Repeat, without any change, the entries presented below.

═══ INPUT

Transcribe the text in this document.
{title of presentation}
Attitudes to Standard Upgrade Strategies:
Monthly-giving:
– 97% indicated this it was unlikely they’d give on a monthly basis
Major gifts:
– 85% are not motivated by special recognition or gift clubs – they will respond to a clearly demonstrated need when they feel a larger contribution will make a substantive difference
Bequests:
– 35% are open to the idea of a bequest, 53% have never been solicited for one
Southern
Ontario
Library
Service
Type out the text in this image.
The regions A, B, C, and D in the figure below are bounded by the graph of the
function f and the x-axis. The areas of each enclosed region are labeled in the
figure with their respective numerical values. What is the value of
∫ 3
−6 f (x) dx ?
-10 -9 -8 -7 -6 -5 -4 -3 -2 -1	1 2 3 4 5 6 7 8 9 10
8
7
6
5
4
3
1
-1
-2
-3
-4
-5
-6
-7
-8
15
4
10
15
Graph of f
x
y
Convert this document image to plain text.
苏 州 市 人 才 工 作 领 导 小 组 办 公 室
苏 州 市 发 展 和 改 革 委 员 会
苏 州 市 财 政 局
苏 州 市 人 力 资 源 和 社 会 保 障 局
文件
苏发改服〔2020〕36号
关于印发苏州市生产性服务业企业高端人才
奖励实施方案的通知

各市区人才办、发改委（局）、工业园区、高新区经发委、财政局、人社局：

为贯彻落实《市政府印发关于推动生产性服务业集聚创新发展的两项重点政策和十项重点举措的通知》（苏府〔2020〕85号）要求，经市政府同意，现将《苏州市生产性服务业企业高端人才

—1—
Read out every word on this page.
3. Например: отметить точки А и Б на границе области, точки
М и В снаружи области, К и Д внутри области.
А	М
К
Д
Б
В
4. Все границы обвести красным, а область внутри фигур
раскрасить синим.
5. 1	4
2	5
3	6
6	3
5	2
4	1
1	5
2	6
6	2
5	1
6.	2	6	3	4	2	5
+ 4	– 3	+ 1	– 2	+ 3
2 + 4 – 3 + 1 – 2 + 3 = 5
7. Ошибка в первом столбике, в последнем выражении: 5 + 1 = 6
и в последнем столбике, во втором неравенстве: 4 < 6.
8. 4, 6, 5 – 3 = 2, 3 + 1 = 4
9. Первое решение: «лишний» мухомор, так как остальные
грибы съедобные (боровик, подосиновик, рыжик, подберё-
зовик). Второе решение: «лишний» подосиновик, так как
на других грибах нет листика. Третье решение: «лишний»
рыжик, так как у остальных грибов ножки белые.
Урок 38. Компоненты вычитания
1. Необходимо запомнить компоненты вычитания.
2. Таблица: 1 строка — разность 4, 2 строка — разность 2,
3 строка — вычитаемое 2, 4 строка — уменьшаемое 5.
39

══════

→ **RESULT OF THIS EXERCISE**:
Transcribe the text in this document.
{title of presentation}
Attitudes to Standard Upgrade Strategies:
Monthly-giving:
– 97% indicated this it was unlikely they’d give on a monthly basis
Major gifts:
– 85% are not motivated by special recognition or gift clubs – they will respond to a clearly demonstrated need when they feel a larger contribution will make a substantive difference
Bequests:
– 35% are open to the idea of a bequest, 53% have never been solicited for one
Southern
Ontario
Library
Service
Type out the text in this image.
The regions A, B, C, and D in the figure below are bounded by the graph of the
function f and the x-axis. The areas of each enclosed region are labeled in the
figure with their respective numerical values. What is the value of
∫ 3
−6 f (x) dx ?
-10 -9 -8 -7 -6 -5 -4 -3 -2 -1	1 2 3 4 5 6 7 8 9 10
8
7
6
5
4
3
1
-1
-2
-3
-4
-5
-6
-7
-8
15
4
10
15
Graph of f
x
y
Convert this document image to plain text.
苏 州 市 人 才 工 作 领 导 小 组 办 公 室
苏 州 市 发 展 和 改 革 委 员 会
苏 州 市 财 政 局
苏 州 市 人 力 资 源 和 社 会 保 障 局
文件
苏发改服〔2020〕36号
关于印发苏州市生产性服务业企业高端人才
奖励实施方案的通知

各市区人才办、发改委（局）、工业园区、高新区经发委、财政局、人社局：

为贯彻落实《市政府印发关于推动生产性服务业集聚创新发展的两项重点政策和十项重点举措的通知》（苏府〔2020〕85号）要求，经市政府同意，现将《苏州市生产性服务业企业高端人才

—1—
Read out every word on this page.
3. Например: отметить точки А и Б на границе области, точки
М и В снаружи области, К и Д внутри области.
А	М
К
Д
Б
В
4. Все границы обвести красным, а область внутри фигур
раскрасить синим.
5. 1	4
2	5
3	6
6	3
5	2
4	1
1	5
2	6
6	2
5	1
6.	2	6	3	4	2	5
+ 4	– 3	+ 1	– 2	+ 3
2 + 4 – 3 + 1 – 2 + 3 = 5
7. Ошибка в первом столбике, в последнем выражении: 5 + 1 = 6
и в последнем столбике, во втором неравенстве: 4 < 6.
8. 4, 6, 5 – 3 = 2, 3 + 1 = 4
9. Первое решение: «лишний» мухомор, так как остальные
грибы съедобные (боровик, подосиновик, рыжик, подберё-
зовик). Второе решение: «лишний» подосиновик, так как
на других грибах нет листика. Третье решение: «лишний»
рыжик, так как у остальных грибов ножки белые.
Урок 38. Компоненты вычитания
1. Необходимо запомнить компоненты вычитания.
2. Таблица: 1 строка — разность 4, 2 строка — разность 2,
3 строка — вычитаемое 2, 4 строка — уменьшаемое 5.
39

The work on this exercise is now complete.